▶ _WHAT IS BEING ASKED_
Wherever the string "Αδιευκρίνιστη" appears in the listing, copy that line.

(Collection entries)
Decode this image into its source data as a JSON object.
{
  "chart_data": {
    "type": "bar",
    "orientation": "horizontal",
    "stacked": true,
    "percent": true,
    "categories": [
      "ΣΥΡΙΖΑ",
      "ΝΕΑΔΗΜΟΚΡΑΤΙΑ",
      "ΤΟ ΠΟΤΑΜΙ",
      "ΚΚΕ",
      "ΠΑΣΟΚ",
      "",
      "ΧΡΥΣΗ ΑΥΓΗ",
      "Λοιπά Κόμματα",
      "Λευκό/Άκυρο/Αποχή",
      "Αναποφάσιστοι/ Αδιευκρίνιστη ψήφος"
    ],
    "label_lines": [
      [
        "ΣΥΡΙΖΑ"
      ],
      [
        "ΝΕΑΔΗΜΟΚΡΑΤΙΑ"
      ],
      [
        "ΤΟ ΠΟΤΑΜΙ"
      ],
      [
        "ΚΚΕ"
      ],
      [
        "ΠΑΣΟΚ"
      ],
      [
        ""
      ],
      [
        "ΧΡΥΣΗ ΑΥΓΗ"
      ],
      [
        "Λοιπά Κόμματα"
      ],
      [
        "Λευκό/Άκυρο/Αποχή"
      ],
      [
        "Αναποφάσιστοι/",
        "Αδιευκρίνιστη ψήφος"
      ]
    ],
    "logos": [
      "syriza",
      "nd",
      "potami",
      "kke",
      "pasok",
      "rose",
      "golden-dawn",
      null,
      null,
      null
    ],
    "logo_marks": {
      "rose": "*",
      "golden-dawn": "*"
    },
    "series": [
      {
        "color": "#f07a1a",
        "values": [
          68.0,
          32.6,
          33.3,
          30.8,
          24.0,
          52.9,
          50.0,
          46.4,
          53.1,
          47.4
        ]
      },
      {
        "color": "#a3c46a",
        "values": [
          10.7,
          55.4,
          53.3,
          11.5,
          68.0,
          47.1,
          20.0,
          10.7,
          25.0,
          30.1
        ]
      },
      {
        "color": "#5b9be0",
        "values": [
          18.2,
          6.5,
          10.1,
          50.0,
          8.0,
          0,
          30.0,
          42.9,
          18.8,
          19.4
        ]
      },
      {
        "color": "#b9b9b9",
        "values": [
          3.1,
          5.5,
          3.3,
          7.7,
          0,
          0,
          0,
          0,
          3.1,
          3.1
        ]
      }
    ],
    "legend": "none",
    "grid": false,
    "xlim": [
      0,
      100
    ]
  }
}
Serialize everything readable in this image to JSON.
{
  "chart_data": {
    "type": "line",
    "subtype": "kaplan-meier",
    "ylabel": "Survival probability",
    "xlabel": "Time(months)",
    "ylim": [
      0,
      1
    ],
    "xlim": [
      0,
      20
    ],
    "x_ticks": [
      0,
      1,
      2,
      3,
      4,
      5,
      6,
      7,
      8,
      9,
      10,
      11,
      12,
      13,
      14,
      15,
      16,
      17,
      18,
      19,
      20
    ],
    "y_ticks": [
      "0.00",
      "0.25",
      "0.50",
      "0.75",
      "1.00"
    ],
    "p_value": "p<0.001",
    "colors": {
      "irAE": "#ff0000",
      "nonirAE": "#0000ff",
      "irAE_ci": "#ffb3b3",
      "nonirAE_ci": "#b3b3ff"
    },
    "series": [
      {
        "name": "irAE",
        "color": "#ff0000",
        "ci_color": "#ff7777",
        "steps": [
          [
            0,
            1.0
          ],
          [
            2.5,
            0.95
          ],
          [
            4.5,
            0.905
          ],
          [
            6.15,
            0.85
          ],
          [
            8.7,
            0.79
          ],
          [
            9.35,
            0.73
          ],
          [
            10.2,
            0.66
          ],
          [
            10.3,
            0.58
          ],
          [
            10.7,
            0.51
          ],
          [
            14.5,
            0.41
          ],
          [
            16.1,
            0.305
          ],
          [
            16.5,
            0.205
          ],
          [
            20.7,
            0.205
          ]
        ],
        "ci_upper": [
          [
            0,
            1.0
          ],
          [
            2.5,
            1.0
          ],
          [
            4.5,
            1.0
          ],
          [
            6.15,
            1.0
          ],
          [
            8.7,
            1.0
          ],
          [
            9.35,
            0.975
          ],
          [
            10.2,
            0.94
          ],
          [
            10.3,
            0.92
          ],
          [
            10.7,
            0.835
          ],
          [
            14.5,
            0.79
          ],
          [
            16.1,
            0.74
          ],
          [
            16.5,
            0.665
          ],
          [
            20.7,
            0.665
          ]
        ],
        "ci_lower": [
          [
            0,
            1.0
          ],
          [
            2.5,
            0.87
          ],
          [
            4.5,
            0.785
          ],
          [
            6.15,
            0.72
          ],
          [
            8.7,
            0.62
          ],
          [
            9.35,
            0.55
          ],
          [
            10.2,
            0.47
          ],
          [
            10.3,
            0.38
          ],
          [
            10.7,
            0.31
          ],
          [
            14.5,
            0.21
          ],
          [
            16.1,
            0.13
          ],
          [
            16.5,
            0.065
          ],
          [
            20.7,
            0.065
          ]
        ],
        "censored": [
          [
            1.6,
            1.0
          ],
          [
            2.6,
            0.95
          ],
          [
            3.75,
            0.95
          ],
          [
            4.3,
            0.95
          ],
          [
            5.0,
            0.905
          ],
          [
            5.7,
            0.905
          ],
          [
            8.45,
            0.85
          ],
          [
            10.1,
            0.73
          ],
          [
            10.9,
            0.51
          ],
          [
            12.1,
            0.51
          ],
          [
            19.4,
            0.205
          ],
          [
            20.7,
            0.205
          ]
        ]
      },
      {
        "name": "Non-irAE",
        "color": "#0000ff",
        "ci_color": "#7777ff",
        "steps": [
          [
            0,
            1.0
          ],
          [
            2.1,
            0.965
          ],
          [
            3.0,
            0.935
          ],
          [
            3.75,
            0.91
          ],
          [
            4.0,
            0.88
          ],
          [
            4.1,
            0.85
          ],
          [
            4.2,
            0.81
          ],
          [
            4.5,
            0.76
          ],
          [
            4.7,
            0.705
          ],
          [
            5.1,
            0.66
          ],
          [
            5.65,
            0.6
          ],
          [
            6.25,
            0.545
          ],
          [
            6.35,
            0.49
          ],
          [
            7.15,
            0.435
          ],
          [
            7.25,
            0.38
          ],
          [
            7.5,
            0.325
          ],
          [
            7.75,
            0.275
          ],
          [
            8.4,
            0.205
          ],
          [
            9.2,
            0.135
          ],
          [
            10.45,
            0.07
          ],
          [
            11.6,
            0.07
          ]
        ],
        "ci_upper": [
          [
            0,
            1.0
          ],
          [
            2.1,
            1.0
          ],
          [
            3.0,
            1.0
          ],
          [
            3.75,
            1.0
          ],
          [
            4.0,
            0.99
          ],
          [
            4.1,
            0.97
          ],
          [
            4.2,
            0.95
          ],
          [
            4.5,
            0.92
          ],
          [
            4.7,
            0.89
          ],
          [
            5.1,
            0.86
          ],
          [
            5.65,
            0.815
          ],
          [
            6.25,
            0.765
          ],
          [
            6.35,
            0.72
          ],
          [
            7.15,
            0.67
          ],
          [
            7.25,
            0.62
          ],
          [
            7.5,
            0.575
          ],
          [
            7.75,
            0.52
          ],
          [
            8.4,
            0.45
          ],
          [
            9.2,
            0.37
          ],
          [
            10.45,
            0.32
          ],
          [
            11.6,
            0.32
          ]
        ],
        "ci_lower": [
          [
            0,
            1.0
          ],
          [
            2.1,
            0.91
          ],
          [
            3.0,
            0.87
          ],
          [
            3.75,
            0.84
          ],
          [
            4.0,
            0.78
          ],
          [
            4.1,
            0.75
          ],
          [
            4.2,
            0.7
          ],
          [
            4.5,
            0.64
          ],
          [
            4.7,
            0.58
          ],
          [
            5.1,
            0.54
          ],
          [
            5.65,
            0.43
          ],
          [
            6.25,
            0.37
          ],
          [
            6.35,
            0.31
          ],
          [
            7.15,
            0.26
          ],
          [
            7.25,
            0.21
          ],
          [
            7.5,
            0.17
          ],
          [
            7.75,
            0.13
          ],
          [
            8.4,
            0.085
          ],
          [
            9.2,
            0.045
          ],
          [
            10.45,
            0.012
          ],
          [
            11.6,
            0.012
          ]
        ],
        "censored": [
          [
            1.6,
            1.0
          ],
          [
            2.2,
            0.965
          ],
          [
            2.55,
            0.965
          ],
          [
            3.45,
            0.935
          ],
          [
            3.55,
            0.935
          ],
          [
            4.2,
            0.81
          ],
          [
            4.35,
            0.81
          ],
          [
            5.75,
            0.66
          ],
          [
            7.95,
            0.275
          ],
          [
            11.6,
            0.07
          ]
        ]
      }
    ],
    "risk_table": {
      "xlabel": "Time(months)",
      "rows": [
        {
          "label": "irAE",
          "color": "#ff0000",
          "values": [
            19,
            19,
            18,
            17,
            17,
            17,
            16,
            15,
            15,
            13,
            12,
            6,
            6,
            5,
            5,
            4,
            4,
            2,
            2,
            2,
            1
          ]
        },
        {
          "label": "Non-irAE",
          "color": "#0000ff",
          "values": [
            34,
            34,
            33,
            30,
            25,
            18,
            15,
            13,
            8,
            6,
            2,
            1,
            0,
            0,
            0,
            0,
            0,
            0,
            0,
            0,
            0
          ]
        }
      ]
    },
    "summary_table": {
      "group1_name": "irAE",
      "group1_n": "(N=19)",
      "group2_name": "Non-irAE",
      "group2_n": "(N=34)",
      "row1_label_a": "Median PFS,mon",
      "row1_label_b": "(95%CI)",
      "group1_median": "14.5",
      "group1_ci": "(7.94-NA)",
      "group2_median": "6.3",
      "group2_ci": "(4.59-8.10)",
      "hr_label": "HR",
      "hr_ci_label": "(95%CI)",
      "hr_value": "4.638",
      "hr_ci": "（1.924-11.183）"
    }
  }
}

▶ _THE RESPONSE_
      "Αναποφάσιστοι/ Αδιευκρίνιστη ψήφος"
        "Αδιευκρίνιστη ψήφος"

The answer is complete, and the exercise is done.